▼

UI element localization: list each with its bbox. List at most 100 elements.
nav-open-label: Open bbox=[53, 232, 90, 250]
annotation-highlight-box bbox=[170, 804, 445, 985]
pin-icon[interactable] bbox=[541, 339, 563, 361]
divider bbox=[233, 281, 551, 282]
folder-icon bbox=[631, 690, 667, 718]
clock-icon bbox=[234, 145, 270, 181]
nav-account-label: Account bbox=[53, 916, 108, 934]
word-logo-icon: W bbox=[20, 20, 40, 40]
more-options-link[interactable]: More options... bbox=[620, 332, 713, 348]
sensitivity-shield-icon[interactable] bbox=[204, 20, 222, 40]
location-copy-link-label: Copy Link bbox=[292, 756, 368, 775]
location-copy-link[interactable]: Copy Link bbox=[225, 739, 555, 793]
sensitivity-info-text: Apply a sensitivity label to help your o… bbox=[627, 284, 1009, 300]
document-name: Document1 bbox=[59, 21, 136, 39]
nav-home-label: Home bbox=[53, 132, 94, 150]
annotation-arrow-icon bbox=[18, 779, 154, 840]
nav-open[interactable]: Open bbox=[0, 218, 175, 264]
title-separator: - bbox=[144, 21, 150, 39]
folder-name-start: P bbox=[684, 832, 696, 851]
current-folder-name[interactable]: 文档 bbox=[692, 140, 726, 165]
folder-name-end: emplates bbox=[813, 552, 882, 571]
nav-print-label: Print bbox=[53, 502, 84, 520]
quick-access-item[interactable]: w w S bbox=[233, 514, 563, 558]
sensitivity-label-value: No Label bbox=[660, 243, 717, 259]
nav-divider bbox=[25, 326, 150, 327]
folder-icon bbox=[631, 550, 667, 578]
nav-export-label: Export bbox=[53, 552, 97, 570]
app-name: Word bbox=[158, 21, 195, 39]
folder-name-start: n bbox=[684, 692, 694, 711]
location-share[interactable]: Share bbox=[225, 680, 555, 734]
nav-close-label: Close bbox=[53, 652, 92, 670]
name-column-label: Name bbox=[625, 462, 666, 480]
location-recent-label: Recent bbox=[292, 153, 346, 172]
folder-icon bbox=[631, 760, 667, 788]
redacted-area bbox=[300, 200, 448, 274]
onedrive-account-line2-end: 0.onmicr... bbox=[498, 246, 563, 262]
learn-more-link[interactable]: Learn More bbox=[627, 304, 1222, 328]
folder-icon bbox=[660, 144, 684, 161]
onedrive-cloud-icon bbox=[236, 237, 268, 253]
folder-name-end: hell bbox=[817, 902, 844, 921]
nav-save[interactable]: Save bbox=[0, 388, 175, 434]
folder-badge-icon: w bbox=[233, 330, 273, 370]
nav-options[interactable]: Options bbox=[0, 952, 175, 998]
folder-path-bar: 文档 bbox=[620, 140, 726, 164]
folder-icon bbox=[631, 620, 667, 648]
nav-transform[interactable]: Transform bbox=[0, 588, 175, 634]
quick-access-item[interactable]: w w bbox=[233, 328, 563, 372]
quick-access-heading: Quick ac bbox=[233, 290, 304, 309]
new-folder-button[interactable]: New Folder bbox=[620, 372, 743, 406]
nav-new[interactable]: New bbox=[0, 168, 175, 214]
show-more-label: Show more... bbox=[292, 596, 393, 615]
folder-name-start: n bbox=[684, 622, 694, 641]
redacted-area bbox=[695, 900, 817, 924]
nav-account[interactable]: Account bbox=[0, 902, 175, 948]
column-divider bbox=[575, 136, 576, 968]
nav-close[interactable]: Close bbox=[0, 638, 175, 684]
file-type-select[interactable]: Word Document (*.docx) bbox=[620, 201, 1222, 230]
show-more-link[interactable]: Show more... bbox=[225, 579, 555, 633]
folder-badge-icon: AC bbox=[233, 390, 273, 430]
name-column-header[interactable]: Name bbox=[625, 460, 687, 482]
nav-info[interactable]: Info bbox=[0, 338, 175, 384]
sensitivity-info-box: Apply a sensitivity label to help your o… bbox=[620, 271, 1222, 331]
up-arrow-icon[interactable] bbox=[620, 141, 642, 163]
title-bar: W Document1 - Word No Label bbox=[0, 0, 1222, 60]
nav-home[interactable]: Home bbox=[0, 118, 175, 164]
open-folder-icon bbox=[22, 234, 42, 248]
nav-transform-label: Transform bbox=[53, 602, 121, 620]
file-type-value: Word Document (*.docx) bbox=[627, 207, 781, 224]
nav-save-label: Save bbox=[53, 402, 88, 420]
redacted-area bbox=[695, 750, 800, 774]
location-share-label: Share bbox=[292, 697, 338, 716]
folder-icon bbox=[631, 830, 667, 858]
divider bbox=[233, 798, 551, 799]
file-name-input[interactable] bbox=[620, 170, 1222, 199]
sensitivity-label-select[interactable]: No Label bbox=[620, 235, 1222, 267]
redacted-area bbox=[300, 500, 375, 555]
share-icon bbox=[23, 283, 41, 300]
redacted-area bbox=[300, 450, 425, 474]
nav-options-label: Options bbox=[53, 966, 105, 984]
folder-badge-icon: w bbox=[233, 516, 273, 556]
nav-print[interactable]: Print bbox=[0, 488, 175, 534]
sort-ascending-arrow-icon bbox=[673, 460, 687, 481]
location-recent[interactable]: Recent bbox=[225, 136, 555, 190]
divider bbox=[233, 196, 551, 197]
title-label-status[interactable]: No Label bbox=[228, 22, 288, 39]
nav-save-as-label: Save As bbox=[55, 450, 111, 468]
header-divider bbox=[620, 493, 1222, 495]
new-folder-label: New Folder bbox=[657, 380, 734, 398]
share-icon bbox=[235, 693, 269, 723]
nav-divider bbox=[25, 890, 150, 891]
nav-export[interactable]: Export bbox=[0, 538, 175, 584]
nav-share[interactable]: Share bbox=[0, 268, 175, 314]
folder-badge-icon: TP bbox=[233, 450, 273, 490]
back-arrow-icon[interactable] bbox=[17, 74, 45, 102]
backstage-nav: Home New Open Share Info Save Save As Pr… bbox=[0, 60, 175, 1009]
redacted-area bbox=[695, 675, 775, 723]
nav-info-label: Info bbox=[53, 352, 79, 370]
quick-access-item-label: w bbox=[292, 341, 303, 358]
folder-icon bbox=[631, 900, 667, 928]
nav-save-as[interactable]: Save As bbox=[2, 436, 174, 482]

▲

> **Exercise prompt**: Reproduce every line of the item above word for word.

> **Answer to this problem**:
UI element localization: list each with its bbox. List at most 100 elements.
nav-open-label: Open bbox=[53, 232, 90, 250]
annotation-highlight-box bbox=[170, 804, 445, 985]
pin-icon[interactable] bbox=[541, 339, 563, 361]
divider bbox=[233, 281, 551, 282]
folder-icon bbox=[631, 690, 667, 718]
clock-icon bbox=[234, 145, 270, 181]
nav-account-label: Account bbox=[53, 916, 108, 934]
word-logo-icon: W bbox=[20, 20, 40, 40]
more-options-link[interactable]: More options... bbox=[620, 332, 713, 348]
sensitivity-shield-icon[interactable] bbox=[204, 20, 222, 40]
location-copy-link-label: Copy Link bbox=[292, 756, 368, 775]
location-copy-link[interactable]: Copy Link bbox=[225, 739, 555, 793]
sensitivity-info-text: Apply a sensitivity label to help your o… bbox=[627, 284, 1009, 300]
document-name: Document1 bbox=[59, 21, 136, 39]
nav-home-label: Home bbox=[53, 132, 94, 150]
annotation-arrow-icon bbox=[18, 779, 154, 840]
nav-open[interactable]: Open bbox=[0, 218, 175, 264]
title-separator: - bbox=[144, 21, 150, 39]
folder-name-start: P bbox=[684, 832, 696, 851]
current-folder-name[interactable]: 文档 bbox=[692, 140, 726, 165]
folder-name-end: emplates bbox=[813, 552, 882, 571]
nav-print-label: Print bbox=[53, 502, 84, 520]
quick-access-item[interactable]: w w S bbox=[233, 514, 563, 558]
sensitivity-label-value: No Label bbox=[660, 243, 717, 259]
nav-divider bbox=[25, 326, 150, 327]
folder-icon bbox=[631, 550, 667, 578]
nav-export-label: Export bbox=[53, 552, 97, 570]
app-name: Word bbox=[158, 21, 195, 39]
folder-name-start: n bbox=[684, 692, 694, 711]
location-share[interactable]: Share bbox=[225, 680, 555, 734]
nav-close-label: Close bbox=[53, 652, 92, 670]
name-column-label: Name bbox=[625, 462, 666, 480]
location-recent-label: Recent bbox=[292, 153, 346, 172]
folder-icon bbox=[631, 760, 667, 788]
redacted-area bbox=[300, 200, 448, 274]
onedrive-account-line2-end: 0.onmicr... bbox=[498, 246, 563, 262]
learn-more-link[interactable]: Learn More bbox=[627, 304, 1222, 328]
folder-icon bbox=[660, 144, 684, 161]
onedrive-cloud-icon bbox=[236, 237, 268, 253]
folder-name-end: hell bbox=[817, 902, 844, 921]
nav-save[interactable]: Save bbox=[0, 388, 175, 434]
folder-badge-icon: w bbox=[233, 330, 273, 370]
nav-options[interactable]: Options bbox=[0, 952, 175, 998]
folder-path-bar: 文档 bbox=[620, 140, 726, 164]
folder-icon bbox=[631, 620, 667, 648]
nav-transform[interactable]: Transform bbox=[0, 588, 175, 634]
quick-access-item[interactable]: w w bbox=[233, 328, 563, 372]
quick-access-heading: Quick ac bbox=[233, 290, 304, 309]
new-folder-button[interactable]: New Folder bbox=[620, 372, 743, 406]
nav-new[interactable]: New bbox=[0, 168, 175, 214]
show-more-label: Show more... bbox=[292, 596, 393, 615]
folder-name-start: n bbox=[684, 622, 694, 641]
redacted-area bbox=[695, 900, 817, 924]
nav-account[interactable]: Account bbox=[0, 902, 175, 948]
column-divider bbox=[575, 136, 576, 968]
nav-close[interactable]: Close bbox=[0, 638, 175, 684]
file-type-select[interactable]: Word Document (*.docx) bbox=[620, 201, 1222, 230]
show-more-link[interactable]: Show more... bbox=[225, 579, 555, 633]
folder-badge-icon: AC bbox=[233, 390, 273, 430]
name-column-header[interactable]: Name bbox=[625, 460, 687, 482]
nav-info[interactable]: Info bbox=[0, 338, 175, 384]
sensitivity-info-box: Apply a sensitivity label to help your o… bbox=[620, 271, 1222, 331]
up-arrow-icon[interactable] bbox=[620, 141, 642, 163]
title-bar: W Document1 - Word No Label bbox=[0, 0, 1222, 60]
nav-home[interactable]: Home bbox=[0, 118, 175, 164]
open-folder-icon bbox=[22, 234, 42, 248]
nav-transform-label: Transform bbox=[53, 602, 121, 620]
file-type-value: Word Document (*.docx) bbox=[627, 207, 781, 224]
nav-save-label: Save bbox=[53, 402, 88, 420]
redacted-area bbox=[695, 750, 800, 774]
location-share-label: Share bbox=[292, 697, 338, 716]
folder-icon bbox=[631, 830, 667, 858]
divider bbox=[233, 798, 551, 799]
file-name-input[interactable] bbox=[620, 170, 1222, 199]
sensitivity-label-select[interactable]: No Label bbox=[620, 235, 1222, 267]
redacted-area bbox=[300, 500, 375, 555]
share-icon bbox=[23, 283, 41, 300]
redacted-area bbox=[300, 450, 425, 474]
nav-options-label: Options bbox=[53, 966, 105, 984]
folder-badge-icon: w bbox=[233, 516, 273, 556]
nav-print[interactable]: Print bbox=[0, 488, 175, 534]
sort-ascending-arrow-icon bbox=[673, 460, 687, 481]
location-recent[interactable]: Recent bbox=[225, 136, 555, 190]
divider bbox=[233, 196, 551, 197]
title-label-status[interactable]: No Label bbox=[228, 22, 288, 39]
nav-save-as-label: Save As bbox=[55, 450, 111, 468]
header-divider bbox=[620, 493, 1222, 495]
new-folder-label: New Folder bbox=[657, 380, 734, 398]
share-icon bbox=[235, 693, 269, 723]
nav-divider bbox=[25, 890, 150, 891]
nav-export[interactable]: Export bbox=[0, 538, 175, 584]
nav-share[interactable]: Share bbox=[0, 268, 175, 314]
folder-badge-icon: TP bbox=[233, 450, 273, 490]
back-arrow-icon[interactable] bbox=[17, 74, 45, 102]
backstage-nav: Home New Open Share Info Save Save As Pr… bbox=[0, 60, 175, 1009]
redacted-area bbox=[695, 675, 775, 723]
nav-info-label: Info bbox=[53, 352, 79, 370]
quick-access-item-label: w bbox=[292, 341, 303, 358]
folder-icon bbox=[631, 900, 667, 928]
nav-save-as[interactable]: Save As bbox=[2, 436, 174, 482]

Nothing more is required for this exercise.